_WHAT THIS TASK INVOLVES_: Copy every entry exactly as given, minus the images.

# start of EXTRACTED MATERIAL

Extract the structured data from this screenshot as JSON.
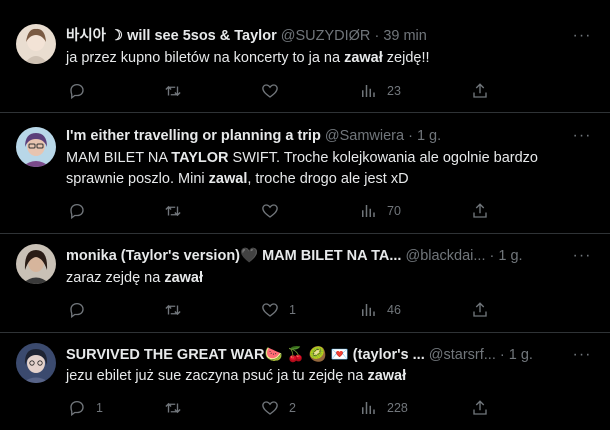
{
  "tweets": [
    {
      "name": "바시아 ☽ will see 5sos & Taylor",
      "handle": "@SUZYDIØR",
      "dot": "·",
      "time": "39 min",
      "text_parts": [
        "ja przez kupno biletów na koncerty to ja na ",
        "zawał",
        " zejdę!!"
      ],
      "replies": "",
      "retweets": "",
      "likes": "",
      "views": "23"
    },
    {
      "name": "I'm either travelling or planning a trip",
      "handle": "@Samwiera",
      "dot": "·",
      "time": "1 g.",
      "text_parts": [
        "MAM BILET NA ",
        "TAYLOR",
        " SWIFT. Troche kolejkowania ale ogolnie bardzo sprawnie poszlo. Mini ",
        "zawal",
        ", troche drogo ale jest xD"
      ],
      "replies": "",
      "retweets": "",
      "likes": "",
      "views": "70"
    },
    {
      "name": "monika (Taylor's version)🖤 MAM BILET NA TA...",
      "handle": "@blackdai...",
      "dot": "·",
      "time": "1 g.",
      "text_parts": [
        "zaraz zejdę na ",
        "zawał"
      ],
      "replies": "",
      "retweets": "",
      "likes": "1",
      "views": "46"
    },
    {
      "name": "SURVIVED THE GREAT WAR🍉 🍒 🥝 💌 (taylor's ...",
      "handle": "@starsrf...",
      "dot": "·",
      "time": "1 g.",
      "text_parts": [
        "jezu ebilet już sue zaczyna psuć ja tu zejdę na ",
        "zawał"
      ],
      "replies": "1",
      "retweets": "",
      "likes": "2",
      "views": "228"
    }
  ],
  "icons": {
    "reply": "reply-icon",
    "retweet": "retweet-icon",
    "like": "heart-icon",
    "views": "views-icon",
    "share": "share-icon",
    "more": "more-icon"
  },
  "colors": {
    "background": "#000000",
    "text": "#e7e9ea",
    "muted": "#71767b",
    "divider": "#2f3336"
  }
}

# end of EXTRACTED MATERIAL

_RESULT BELOW_:
Extract the structured data from this screenshot as JSON.
{
  "tweets": [
    {
      "name": "바시아 ☽ will see 5sos & Taylor",
      "handle": "@SUZYDIØR",
      "dot": "·",
      "time": "39 min",
      "text_parts": [
        "ja przez kupno biletów na koncerty to ja na ",
        "zawał",
        " zejdę!!"
      ],
      "replies": "",
      "retweets": "",
      "likes": "",
      "views": "23"
    },
    {
      "name": "I'm either travelling or planning a trip",
      "handle": "@Samwiera",
      "dot": "·",
      "time": "1 g.",
      "text_parts": [
        "MAM BILET NA ",
        "TAYLOR",
        " SWIFT. Troche kolejkowania ale ogolnie bardzo sprawnie poszlo. Mini ",
        "zawal",
        ", troche drogo ale jest xD"
      ],
      "replies": "",
      "retweets": "",
      "likes": "",
      "views": "70"
    },
    {
      "name": "monika (Taylor's version)🖤 MAM BILET NA TA...",
      "handle": "@blackdai...",
      "dot": "·",
      "time": "1 g.",
      "text_parts": [
        "zaraz zejdę na ",
        "zawał"
      ],
      "replies": "",
      "retweets": "",
      "likes": "1",
      "views": "46"
    },
    {
      "name": "SURVIVED THE GREAT WAR🍉 🍒 🥝 💌 (taylor's ...",
      "handle": "@starsrf...",
      "dot": "·",
      "time": "1 g.",
      "text_parts": [
        "jezu ebilet już sue zaczyna psuć ja tu zejdę na ",
        "zawał"
      ],
      "replies": "1",
      "retweets": "",
      "likes": "2",
      "views": "228"
    }
  ],
  "icons": {
    "reply": "reply-icon",
    "retweet": "retweet-icon",
    "like": "heart-icon",
    "views": "views-icon",
    "share": "share-icon",
    "more": "more-icon"
  },
  "colors": {
    "background": "#000000",
    "text": "#e7e9ea",
    "muted": "#71767b",
    "divider": "#2f3336"
  }
}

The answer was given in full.